TASK BRIEF:
Turn each line of the records below into a numbered list, skipping any blank lines and leaving the pictures out.

DATA IN THIS EXERCISE:
──────
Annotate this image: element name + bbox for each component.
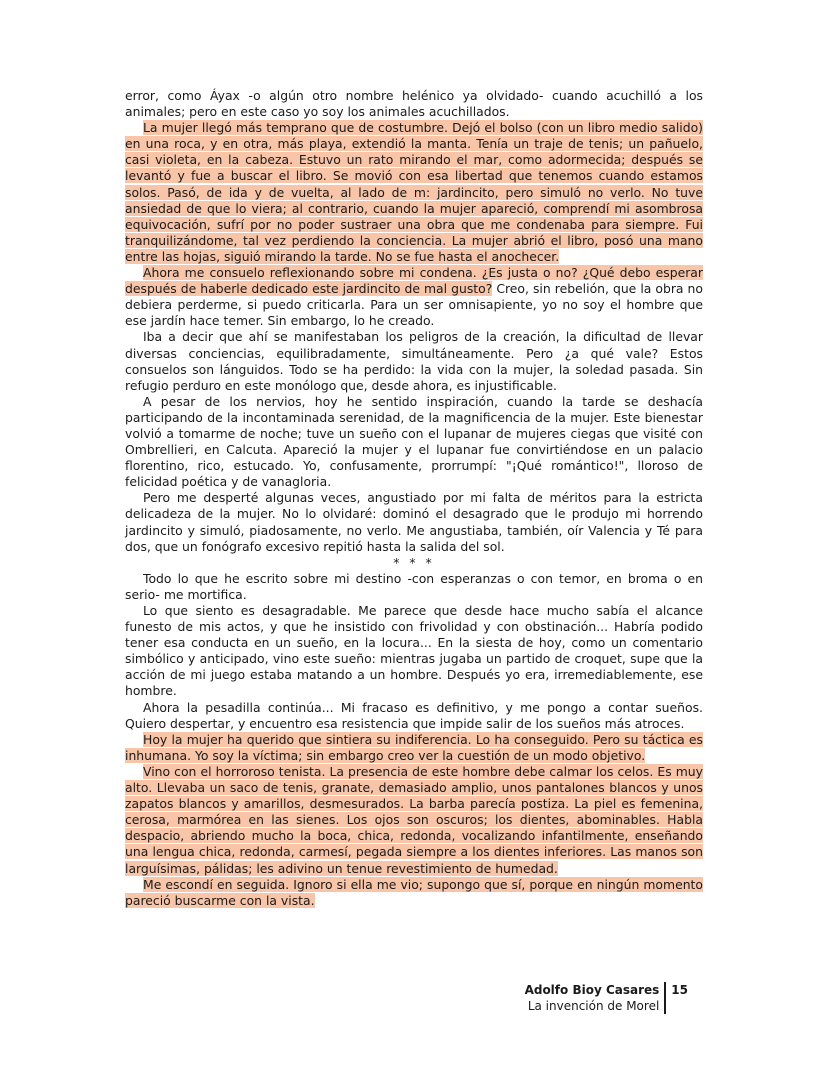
paragraph	[125, 877, 703, 909]
paragraph: Iba a decir que ahí se manifestaban los peligros de la creación, la dificultad de llevar diversas conciencias, equilibradamente, simultáneamente. Pero ¿a qué vale? Estos consuelos son lánguidos. Todo se ha perdido: la vida con la mujer, la soledad pasada. Sin refugio perduro en este monólogo que, desde ahora, es injustificable.	[125, 329, 703, 393]
footer-author: Adolfo Bioy Casares	[524, 983, 660, 997]
footer-names	[525, 982, 667, 1014]
paragraph	[125, 732, 703, 764]
paragraph: Ahora la pesadilla continúa... Mi fracaso es definitivo, y me pongo a contar sueños. Quiero despertar, y encuentro esa resistencia que impide salir de los sueños más atroces.	[125, 699, 703, 731]
highlight: La mujer llegó más temprano que de costumbre. Dejó el bolso (con un libro medio salido) en una roca, y en otra, más playa, extendió la manta. Tenía un traje de tenis; un pañuelo, casi violeta, en la cabeza. Estuvo un rato mirando el mar, como adormecida; después se levantó y fue a buscar el libro. Se movió con esa libertad que tenemos cuando estamos solos. Pasó, de ida y de vuelta, al lado de m: jardincito, pero simuló no verlo. No tuve ansiedad de que lo viera; al contrario, cuando la mujer apareció, comprendí mi asombrosa equivocación, sufrí por no poder sustraer una obra que me condenaba para siempre. Fui tranquilizándome, tal vez perdiendo la conciencia. La mujer abrió el libro, posó una mano entre las hojas, siguió mirando la tarde. No se fue hasta el anochecer.	[125, 120, 703, 264]
paragraph: error, como Áyax -o algún otro nombre helénico ya olvidado- cuando acuchilló a los animales; pero en este caso yo soy los animales acuchillados.	[125, 88, 703, 120]
section-separator: * * *	[393, 554, 435, 570]
paragraph: Todo lo que he escrito sobre mi destino -con esperanzas o con temor, en broma o en serio- me mortifica.	[125, 570, 703, 602]
paragraph: Pero me desperté algunas veces, angustiado por mi falta de méritos para la estricta delicadeza de la mujer. No lo olvidaré: dominó el desagrado que le produjo mi horrendo jardincito y simuló, piadosamente, no verlo. Me angustiaba, también, oír Valencia y Té para dos, que un fonógrafo excesivo repitió hasta la salida del sol.	[125, 490, 703, 554]
highlight: Hoy la mujer ha querido que sintiera su indiferencia. Lo ha conseguido. Pero su táctica es inhumana. Yo soy la víctima; sin embargo creo ver la cuestión de un modo objetivo.	[125, 731, 703, 763]
footer-book-title: La invención de Morel	[527, 999, 660, 1013]
paragraph: Ahora me consuelo reflexionando sobre mi condena. ¿Es justa o no? ¿Qué debo esperar después de haberle dedicado este jardincito de mal gusto? Creo, sin rebelión, que la obra no debiera perderme, si puedo criticarla. Para un ser omnisapiente, yo no soy el hombre que ese jardín hace temer. Sin embargo, lo he creado.	[125, 265, 703, 329]
highlight: Me escondí en seguida. Ignoro si ella me vio; supongo que sí, porque en ningún momento pareció buscarme con la vista.	[125, 876, 703, 908]
paragraph: A pesar de los nervios, hoy he sentido inspiración, cuando la tarde se deshacía participando de la incontaminada serenidad, de la magnificencia de la mujer. Este bienestar volvió a tomarme de noche; tuve un sueño con el lupanar de mujeres ciegas que visité con Ombrellieri, en Calcuta. Apareció la mujer y el lupanar fue convirtiéndose en un palacio florentino, rico, estucado. Yo, confusamente, prorrumpí: "¡Qué romántico!", lloroso de felicidad poética y de vanagloria.	[125, 393, 703, 490]
page-footer	[525, 982, 688, 1014]
page-number: 15	[671, 983, 688, 997]
paragraph: Lo que siento es desagradable. Me parece que desde hace mucho sabía el alcance funesto de mis actos, y que he insistido con frivolidad y con obstinación... Habría podido tener esa conducta en un sueño, en la locura... En la siesta de hoy, como un comentario simbólico y anticipado, vino este sueño: mientras jugaba un partido de croquet, supe que la acción de mi juego estaba matando a un hombre. Después yo era, irremediablemente, ese hombre.	[125, 603, 703, 699]
page-body	[125, 88, 703, 909]
paragraph	[125, 764, 703, 877]
highlight: Vino con el horroroso tenista. La presencia de este hombre debe calmar los celos. Es muy alto. Llevaba un saco de tenis, granate, demasiado amplio, unos pantalones blancos y unos zapatos blancos y amarillos, desmesurados. La barba parecía postiza. La piel es femenina, cerosa, marmórea en las sienes. Los ojos son oscuros; los dientes, abominables. Habla despacio, abriendo mucho la boca, chica, redonda, vocalizando infantilmente, enseñando una lengua chica, redonda, carmesí, pegada siempre a los dientes inferiores. Las manos son larguísimas, pálidas; les adivino un tenue revestimiento de humedad.	[125, 763, 703, 876]
paragraph	[125, 120, 703, 265]
highlight: Ahora me consuelo reflexionando sobre mi condena. ¿Es justa o no? ¿Qué debo esperar después de haberle dedicado este jardincito de mal gusto?	[125, 265, 703, 297]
──────
THE COMPLETED TASK:
1. Annotate this image: element name + bbox for each component.
2. paragraph	[125, 877, 703, 909]
3. paragraph: Iba a decir que ahí se manifestaban los peligros de la creación, la dificultad de llevar diversas conciencias, equilibradamente, simultáneamente. Pero ¿a qué vale? Estos consuelos son lánguidos. Todo se ha perdido: la vida con la mujer, la soledad pasada. Sin refugio perduro en este monólogo que, desde ahora, es injustificable.	[125, 329, 703, 393]
4. footer-author: Adolfo Bioy Casares	[524, 983, 660, 997]
5. footer-names	[525, 982, 667, 1014]
6. paragraph	[125, 732, 703, 764]
7. paragraph: Ahora la pesadilla continúa... Mi fracaso es definitivo, y me pongo a contar sueños. Quiero despertar, y encuentro esa resistencia que impide salir de los sueños más atroces.	[125, 699, 703, 731]
8. highlight: La mujer llegó más temprano que de costumbre. Dejó el bolso (con un libro medio salido) en una roca, y en otra, más playa, extendió la manta. Tenía un traje de tenis; un pañuelo, casi violeta, en la cabeza. Estuvo un rato mirando el mar, como adormecida; después se levantó y fue a buscar el libro. Se movió con esa libertad que tenemos cuando estamos solos. Pasó, de ida y de vuelta, al lado de m: jardincito, pero simuló no verlo. No tuve ansiedad de que lo viera; al contrario, cuando la mujer apareció, comprendí mi asombrosa equivocación, sufrí por no poder sustraer una obra que me condenaba para siempre. Fui tranquilizándome, tal vez perdiendo la conciencia. La mujer abrió el libro, posó una mano entre las hojas, siguió mirando la tarde. No se fue hasta el anochecer.	[125, 120, 703, 264]
9. paragraph: error, como Áyax -o algún otro nombre helénico ya olvidado- cuando acuchilló a los animales; pero en este caso yo soy los animales acuchillados.	[125, 88, 703, 120]
10. section-separator: * * *	[393, 554, 435, 570]
11. paragraph: Todo lo que he escrito sobre mi destino -con esperanzas o con temor, en broma o en serio- me mortifica.	[125, 570, 703, 602]
12. paragraph: Pero me desperté algunas veces, angustiado por mi falta de méritos para la estricta delicadeza de la mujer. No lo olvidaré: dominó el desagrado que le produjo mi horrendo jardincito y simuló, piadosamente, no verlo. Me angustiaba, también, oír Valencia y Té para dos, que un fonógrafo excesivo repitió hasta la salida del sol.	[125, 490, 703, 554]
13. highlight: Hoy la mujer ha querido que sintiera su indiferencia. Lo ha conseguido. Pero su táctica es inhumana. Yo soy la víctima; sin embargo creo ver la cuestión de un modo objetivo.	[125, 731, 703, 763]
14. footer-book-title: La invención de Morel	[527, 999, 660, 1013]
15. paragraph: Ahora me consuelo reflexionando sobre mi condena. ¿Es justa o no? ¿Qué debo esperar después de haberle dedicado este jardincito de mal gusto? Creo, sin rebelión, que la obra no debiera perderme, si puedo criticarla. Para un ser omnisapiente, yo no soy el hombre que ese jardín hace temer. Sin embargo, lo he creado.	[125, 265, 703, 329]
16. highlight: Me escondí en seguida. Ignoro si ella me vio; supongo que sí, porque en ningún momento pareció buscarme con la vista.	[125, 876, 703, 908]
17. paragraph: A pesar de los nervios, hoy he sentido inspiración, cuando la tarde se deshacía participando de la incontaminada serenidad, de la magnificencia de la mujer. Este bienestar volvió a tomarme de noche; tuve un sueño con el lupanar de mujeres ciegas que visité con Ombrellieri, en Calcuta. Apareció la mujer y el lupanar fue convirtiéndose en un palacio florentino, rico, estucado. Yo, confusamente, prorrumpí: "¡Qué romántico!", lloroso de felicidad poética y de vanagloria.	[125, 393, 703, 490]
18. page-footer	[525, 982, 688, 1014]
19. page-number: 15	[671, 983, 688, 997]
20. paragraph: Lo que siento es desagradable. Me parece que desde hace mucho sabía el alcance funesto de mis actos, y que he insistido con frivolidad y con obstinación... Habría podido tener esa conducta en un sueño, en la locura... En la siesta de hoy, como un comentario simbólico y anticipado, vino este sueño: mientras jugaba un partido de croquet, supe que la acción de mi juego estaba matando a un hombre. Después yo era, irremediablemente, ese hombre.	[125, 603, 703, 699]
21. page-body	[125, 88, 703, 909]
22. paragraph	[125, 764, 703, 877]
23. highlight: Vino con el horroroso tenista. La presencia de este hombre debe calmar los celos. Es muy alto. Llevaba un saco de tenis, granate, demasiado amplio, unos pantalones blancos y unos zapatos blancos y amarillos, desmesurados. La barba parecía postiza. La piel es femenina, cerosa, marmórea en las sienes. Los ojos son oscuros; los dientes, abominables. Habla despacio, abriendo mucho la boca, chica, redonda, vocalizando infantilmente, enseñando una lengua chica, redonda, carmesí, pegada siempre a los dientes inferiores. Las manos son larguísimas, pálidas; les adivino un tenue revestimiento de humedad.	[125, 763, 703, 876]
24. paragraph	[125, 120, 703, 265]
25. highlight: Ahora me consuelo reflexionando sobre mi condena. ¿Es justa o no? ¿Qué debo esperar después de haberle dedicado este jardincito de mal gusto?	[125, 265, 703, 297]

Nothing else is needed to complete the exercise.